The problem — Write out the listing exactly as it is given.

Stored records
○ ○ ○

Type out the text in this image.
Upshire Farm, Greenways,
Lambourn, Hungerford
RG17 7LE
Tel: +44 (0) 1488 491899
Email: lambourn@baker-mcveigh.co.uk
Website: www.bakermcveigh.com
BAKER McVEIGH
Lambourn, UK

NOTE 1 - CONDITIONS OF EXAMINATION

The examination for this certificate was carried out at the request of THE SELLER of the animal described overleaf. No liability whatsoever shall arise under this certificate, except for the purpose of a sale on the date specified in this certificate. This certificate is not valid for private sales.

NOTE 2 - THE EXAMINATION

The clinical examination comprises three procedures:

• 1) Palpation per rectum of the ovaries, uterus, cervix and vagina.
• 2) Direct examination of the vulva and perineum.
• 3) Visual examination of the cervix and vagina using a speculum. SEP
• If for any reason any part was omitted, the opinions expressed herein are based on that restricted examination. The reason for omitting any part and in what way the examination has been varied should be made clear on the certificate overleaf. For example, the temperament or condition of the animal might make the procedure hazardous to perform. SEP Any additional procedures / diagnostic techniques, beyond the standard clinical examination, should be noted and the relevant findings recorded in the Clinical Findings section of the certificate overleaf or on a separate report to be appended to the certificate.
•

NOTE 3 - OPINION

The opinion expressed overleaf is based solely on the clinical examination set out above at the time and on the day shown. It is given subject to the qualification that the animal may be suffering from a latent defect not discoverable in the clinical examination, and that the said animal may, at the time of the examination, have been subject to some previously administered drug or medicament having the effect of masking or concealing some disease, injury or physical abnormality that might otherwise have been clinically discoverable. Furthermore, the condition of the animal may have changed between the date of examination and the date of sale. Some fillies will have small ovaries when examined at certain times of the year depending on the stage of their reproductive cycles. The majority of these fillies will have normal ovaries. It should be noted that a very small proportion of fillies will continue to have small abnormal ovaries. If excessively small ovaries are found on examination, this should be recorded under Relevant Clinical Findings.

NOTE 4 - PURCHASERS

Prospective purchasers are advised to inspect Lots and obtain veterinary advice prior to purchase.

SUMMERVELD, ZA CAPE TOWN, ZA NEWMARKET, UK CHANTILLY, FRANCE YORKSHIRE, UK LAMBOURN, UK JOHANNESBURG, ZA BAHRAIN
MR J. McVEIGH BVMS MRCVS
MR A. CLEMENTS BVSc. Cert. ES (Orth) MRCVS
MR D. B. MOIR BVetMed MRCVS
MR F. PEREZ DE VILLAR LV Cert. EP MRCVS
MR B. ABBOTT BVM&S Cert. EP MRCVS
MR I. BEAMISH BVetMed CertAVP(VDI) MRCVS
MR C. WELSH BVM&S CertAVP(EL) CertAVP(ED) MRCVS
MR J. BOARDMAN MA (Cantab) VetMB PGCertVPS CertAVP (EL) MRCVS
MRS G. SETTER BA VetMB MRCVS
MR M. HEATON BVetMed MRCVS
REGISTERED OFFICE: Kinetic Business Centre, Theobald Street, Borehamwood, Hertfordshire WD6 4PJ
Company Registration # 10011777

○ ○ ○

Written answer —
Type out the text in this image.
Upshire Farm, Greenways,
Lambourn, Hungerford
RG17 7LE
Tel: +44 (0) 1488 491899
Email: lambourn@baker-mcveigh.co.uk
Website: www.bakermcveigh.com
BAKER McVEIGH
Lambourn, UK

NOTE 1 - CONDITIONS OF EXAMINATION

The examination for this certificate was carried out at the request of THE SELLER of the animal described overleaf. No liability whatsoever shall arise under this certificate, except for the purpose of a sale on the date specified in this certificate. This certificate is not valid for private sales.

NOTE 2 - THE EXAMINATION

The clinical examination comprises three procedures:

• 1) Palpation per rectum of the ovaries, uterus, cervix and vagina.
• 2) Direct examination of the vulva and perineum.
• 3) Visual examination of the cervix and vagina using a speculum. SEP
• If for any reason any part was omitted, the opinions expressed herein are based on that restricted examination. The reason for omitting any part and in what way the examination has been varied should be made clear on the certificate overleaf. For example, the temperament or condition of the animal might make the procedure hazardous to perform. SEP Any additional procedures / diagnostic techniques, beyond the standard clinical examination, should be noted and the relevant findings recorded in the Clinical Findings section of the certificate overleaf or on a separate report to be appended to the certificate.
•

NOTE 3 - OPINION

The opinion expressed overleaf is based solely on the clinical examination set out above at the time and on the day shown. It is given subject to the qualification that the animal may be suffering from a latent defect not discoverable in the clinical examination, and that the said animal may, at the time of the examination, have been subject to some previously administered drug or medicament having the effect of masking or concealing some disease, injury or physical abnormality that might otherwise have been clinically discoverable. Furthermore, the condition of the animal may have changed between the date of examination and the date of sale. Some fillies will have small ovaries when examined at certain times of the year depending on the stage of their reproductive cycles. The majority of these fillies will have normal ovaries. It should be noted that a very small proportion of fillies will continue to have small abnormal ovaries. If excessively small ovaries are found on examination, this should be recorded under Relevant Clinical Findings.

NOTE 4 - PURCHASERS

Prospective purchasers are advised to inspect Lots and obtain veterinary advice prior to purchase.

SUMMERVELD, ZA CAPE TOWN, ZA NEWMARKET, UK CHANTILLY, FRANCE YORKSHIRE, UK LAMBOURN, UK JOHANNESBURG, ZA BAHRAIN
MR J. McVEIGH BVMS MRCVS
MR A. CLEMENTS BVSc. Cert. ES (Orth) MRCVS
MR D. B. MOIR BVetMed MRCVS
MR F. PEREZ DE VILLAR LV Cert. EP MRCVS
MR B. ABBOTT BVM&S Cert. EP MRCVS
MR I. BEAMISH BVetMed CertAVP(VDI) MRCVS
MR C. WELSH BVM&S CertAVP(EL) CertAVP(ED) MRCVS
MR J. BOARDMAN MA (Cantab) VetMB PGCertVPS CertAVP (EL) MRCVS
MRS G. SETTER BA VetMB MRCVS
MR M. HEATON BVetMed MRCVS
REGISTERED OFFICE: Kinetic Business Centre, Theobald Street, Borehamwood, Hertfordshire WD6 4PJ
Company Registration # 10011777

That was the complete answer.